--- Start Provided entries ---

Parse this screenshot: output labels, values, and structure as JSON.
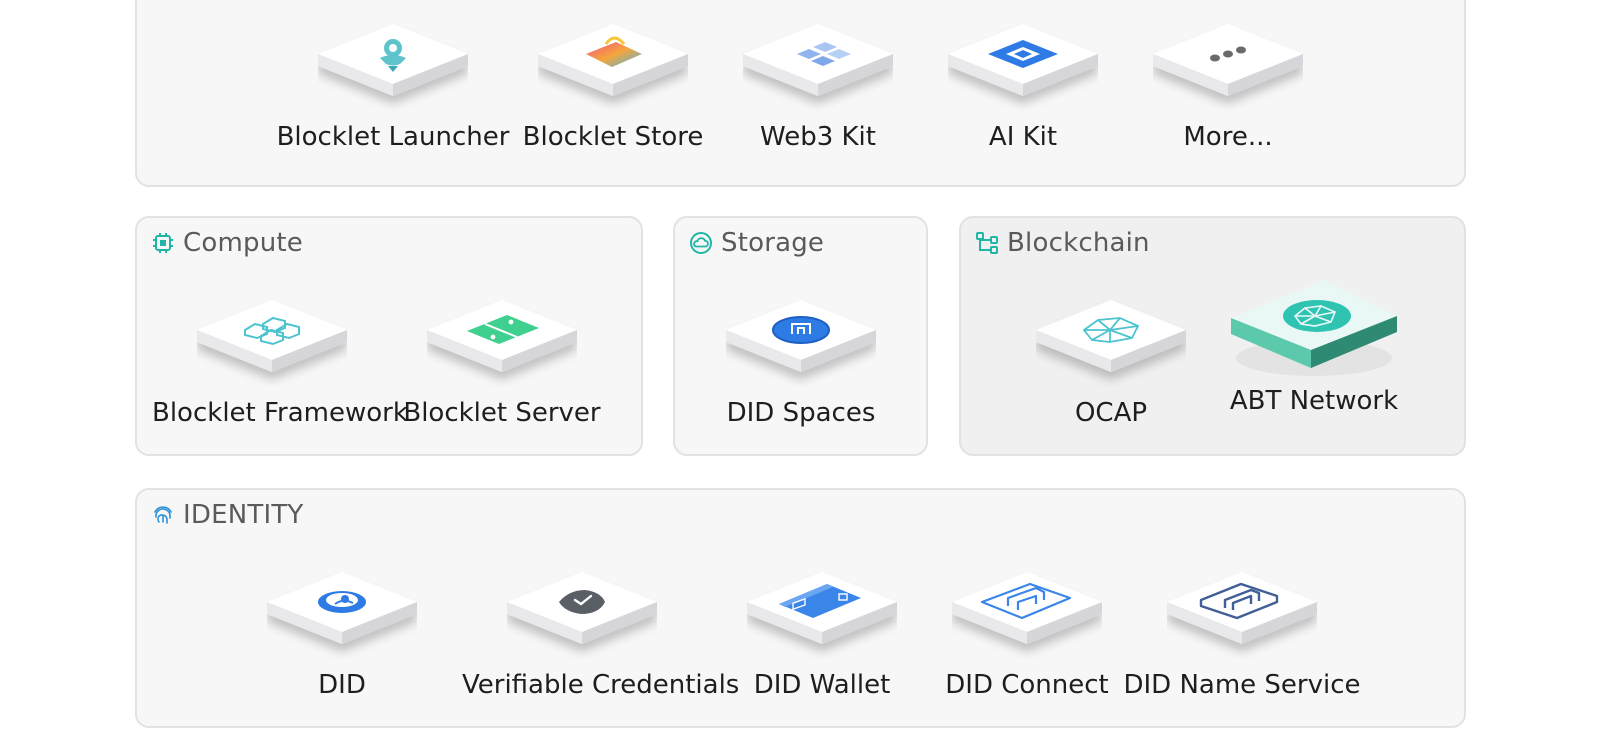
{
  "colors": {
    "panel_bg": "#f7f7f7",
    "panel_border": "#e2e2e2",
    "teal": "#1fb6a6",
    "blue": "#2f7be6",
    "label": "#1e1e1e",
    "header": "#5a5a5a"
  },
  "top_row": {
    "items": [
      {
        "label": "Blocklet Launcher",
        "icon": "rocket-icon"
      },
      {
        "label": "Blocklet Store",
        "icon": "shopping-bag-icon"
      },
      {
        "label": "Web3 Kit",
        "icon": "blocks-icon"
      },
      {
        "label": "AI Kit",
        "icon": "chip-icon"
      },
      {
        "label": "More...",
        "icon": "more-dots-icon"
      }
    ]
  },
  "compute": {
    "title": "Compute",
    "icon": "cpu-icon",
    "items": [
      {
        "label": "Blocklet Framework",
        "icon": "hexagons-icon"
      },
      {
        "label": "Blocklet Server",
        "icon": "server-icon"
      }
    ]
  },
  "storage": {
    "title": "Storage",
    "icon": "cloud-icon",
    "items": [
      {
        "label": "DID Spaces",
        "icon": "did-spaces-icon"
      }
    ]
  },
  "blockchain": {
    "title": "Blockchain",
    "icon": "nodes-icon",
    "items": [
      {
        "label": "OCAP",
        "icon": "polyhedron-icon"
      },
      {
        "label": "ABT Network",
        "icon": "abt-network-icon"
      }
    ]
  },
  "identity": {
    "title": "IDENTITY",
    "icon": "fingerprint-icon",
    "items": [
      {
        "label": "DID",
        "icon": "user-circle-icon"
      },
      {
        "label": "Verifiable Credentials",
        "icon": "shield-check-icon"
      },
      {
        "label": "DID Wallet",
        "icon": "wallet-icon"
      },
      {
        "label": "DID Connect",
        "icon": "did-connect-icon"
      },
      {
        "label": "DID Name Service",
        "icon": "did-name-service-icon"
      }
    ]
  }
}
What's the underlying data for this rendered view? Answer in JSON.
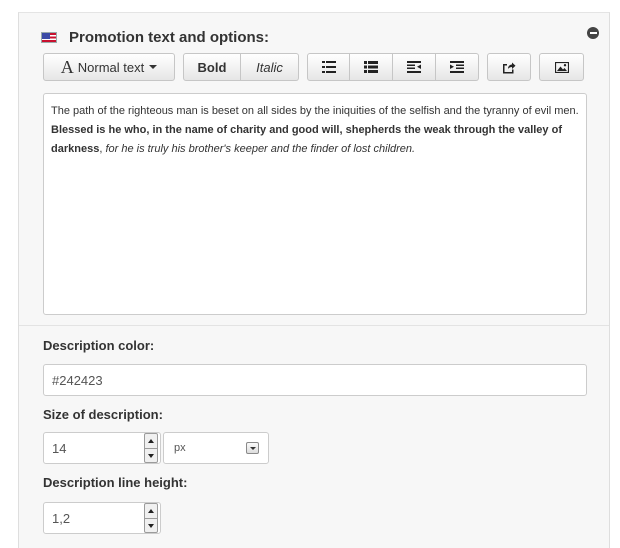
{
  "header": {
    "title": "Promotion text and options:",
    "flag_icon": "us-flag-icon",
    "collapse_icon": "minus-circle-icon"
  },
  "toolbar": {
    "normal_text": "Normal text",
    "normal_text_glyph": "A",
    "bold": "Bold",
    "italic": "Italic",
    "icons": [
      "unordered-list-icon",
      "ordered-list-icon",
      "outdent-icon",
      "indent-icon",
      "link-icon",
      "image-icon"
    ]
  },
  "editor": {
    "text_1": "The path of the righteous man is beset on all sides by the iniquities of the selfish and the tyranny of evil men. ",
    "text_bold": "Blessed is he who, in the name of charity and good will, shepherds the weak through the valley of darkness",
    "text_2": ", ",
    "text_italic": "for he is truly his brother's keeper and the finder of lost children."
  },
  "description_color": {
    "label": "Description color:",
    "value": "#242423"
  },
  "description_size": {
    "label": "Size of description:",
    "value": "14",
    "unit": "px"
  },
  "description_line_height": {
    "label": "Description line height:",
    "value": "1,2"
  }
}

--- End Provided entries ---
--- Start Provided entries ---

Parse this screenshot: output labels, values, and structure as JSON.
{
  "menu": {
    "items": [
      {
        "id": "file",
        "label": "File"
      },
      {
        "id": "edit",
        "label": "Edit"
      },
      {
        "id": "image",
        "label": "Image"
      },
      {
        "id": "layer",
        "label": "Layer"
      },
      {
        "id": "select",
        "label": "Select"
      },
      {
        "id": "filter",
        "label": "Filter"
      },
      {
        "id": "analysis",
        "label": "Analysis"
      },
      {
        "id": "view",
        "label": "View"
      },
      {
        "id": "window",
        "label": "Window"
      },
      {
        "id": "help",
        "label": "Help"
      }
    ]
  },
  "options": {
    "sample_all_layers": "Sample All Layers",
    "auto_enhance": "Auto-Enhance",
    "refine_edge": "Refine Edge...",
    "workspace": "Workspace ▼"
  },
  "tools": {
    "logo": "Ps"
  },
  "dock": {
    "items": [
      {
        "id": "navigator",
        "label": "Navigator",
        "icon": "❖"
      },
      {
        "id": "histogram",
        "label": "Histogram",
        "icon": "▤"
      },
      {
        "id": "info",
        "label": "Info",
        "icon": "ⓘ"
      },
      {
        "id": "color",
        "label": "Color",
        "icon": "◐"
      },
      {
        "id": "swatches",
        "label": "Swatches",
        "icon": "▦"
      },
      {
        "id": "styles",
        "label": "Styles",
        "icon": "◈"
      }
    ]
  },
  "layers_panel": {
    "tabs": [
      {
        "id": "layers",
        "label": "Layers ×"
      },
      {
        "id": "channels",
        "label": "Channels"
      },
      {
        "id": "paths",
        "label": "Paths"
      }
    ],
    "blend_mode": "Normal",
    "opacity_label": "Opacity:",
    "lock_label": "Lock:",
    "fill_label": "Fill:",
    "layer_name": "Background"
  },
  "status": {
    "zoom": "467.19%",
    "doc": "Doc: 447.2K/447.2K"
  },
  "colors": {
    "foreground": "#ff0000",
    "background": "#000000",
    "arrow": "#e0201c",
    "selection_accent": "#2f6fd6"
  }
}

--- End Provided entries ---

» Short exercise
Show each line of the data that contains the string "circle".

» The response
        "icon": "user-circle-icon"
    "collapse_icon": "minus-circle-icon"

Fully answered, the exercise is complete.